Records for this exercise:
──────────────────────────────

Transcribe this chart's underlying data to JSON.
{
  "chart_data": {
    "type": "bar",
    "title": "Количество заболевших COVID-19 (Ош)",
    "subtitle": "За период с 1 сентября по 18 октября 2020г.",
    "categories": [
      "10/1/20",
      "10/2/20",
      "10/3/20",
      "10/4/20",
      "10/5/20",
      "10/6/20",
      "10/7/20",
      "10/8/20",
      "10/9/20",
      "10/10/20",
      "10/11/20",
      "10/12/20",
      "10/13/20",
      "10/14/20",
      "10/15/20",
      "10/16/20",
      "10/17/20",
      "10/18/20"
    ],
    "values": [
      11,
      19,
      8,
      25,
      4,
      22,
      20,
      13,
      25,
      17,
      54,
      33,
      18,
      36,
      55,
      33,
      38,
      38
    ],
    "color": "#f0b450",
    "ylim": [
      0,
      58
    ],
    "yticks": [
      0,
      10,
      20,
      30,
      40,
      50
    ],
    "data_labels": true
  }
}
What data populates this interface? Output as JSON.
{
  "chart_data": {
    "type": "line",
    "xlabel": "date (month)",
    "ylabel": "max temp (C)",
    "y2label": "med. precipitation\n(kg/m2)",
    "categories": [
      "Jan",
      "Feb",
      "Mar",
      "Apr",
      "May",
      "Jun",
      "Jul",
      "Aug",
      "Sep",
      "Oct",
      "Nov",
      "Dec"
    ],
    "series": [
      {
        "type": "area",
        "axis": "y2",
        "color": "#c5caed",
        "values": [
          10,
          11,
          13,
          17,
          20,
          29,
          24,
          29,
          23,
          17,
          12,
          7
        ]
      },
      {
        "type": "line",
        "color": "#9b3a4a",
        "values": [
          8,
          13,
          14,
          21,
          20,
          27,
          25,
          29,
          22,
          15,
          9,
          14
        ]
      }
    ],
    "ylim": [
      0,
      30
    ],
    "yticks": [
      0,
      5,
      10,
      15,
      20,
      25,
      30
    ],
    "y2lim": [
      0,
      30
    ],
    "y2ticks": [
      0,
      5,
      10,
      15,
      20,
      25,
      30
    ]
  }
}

──────────────────────────────

Brief:
Exactly as they are written, print the entries again.

Task output:
Transcribe this chart's underlying data to JSON.
{
  "chart_data": {
    "type": "bar",
    "title": "Количество заболевших COVID-19 (Ош)",
    "subtitle": "За период с 1 сентября по 18 октября 2020г.",
    "categories": [
      "10/1/20",
      "10/2/20",
      "10/3/20",
      "10/4/20",
      "10/5/20",
      "10/6/20",
      "10/7/20",
      "10/8/20",
      "10/9/20",
      "10/10/20",
      "10/11/20",
      "10/12/20",
      "10/13/20",
      "10/14/20",
      "10/15/20",
      "10/16/20",
      "10/17/20",
      "10/18/20"
    ],
    "values": [
      11,
      19,
      8,
      25,
      4,
      22,
      20,
      13,
      25,
      17,
      54,
      33,
      18,
      36,
      55,
      33,
      38,
      38
    ],
    "color": "#f0b450",
    "ylim": [
      0,
      58
    ],
    "yticks": [
      0,
      10,
      20,
      30,
      40,
      50
    ],
    "data_labels": true
  }
}
What data populates this interface? Output as JSON.
{
  "chart_data": {
    "type": "line",
    "xlabel": "date (month)",
    "ylabel": "max temp (C)",
    "y2label": "med. precipitation\n(kg/m2)",
    "categories": [
      "Jan",
      "Feb",
      "Mar",
      "Apr",
      "May",
      "Jun",
      "Jul",
      "Aug",
      "Sep",
      "Oct",
      "Nov",
      "Dec"
    ],
    "series": [
      {
        "type": "area",
        "axis": "y2",
        "color": "#c5caed",
        "values": [
          10,
          11,
          13,
          17,
          20,
          29,
          24,
          29,
          23,
          17,
          12,
          7
        ]
      },
      {
        "type": "line",
        "color": "#9b3a4a",
        "values": [
          8,
          13,
          14,
          21,
          20,
          27,
          25,
          29,
          22,
          15,
          9,
          14
        ]
      }
    ],
    "ylim": [
      0,
      30
    ],
    "yticks": [
      0,
      5,
      10,
      15,
      20,
      25,
      30
    ],
    "y2lim": [
      0,
      30
    ],
    "y2ticks": [
      0,
      5,
      10,
      15,
      20,
      25,
      30
    ]
  }
}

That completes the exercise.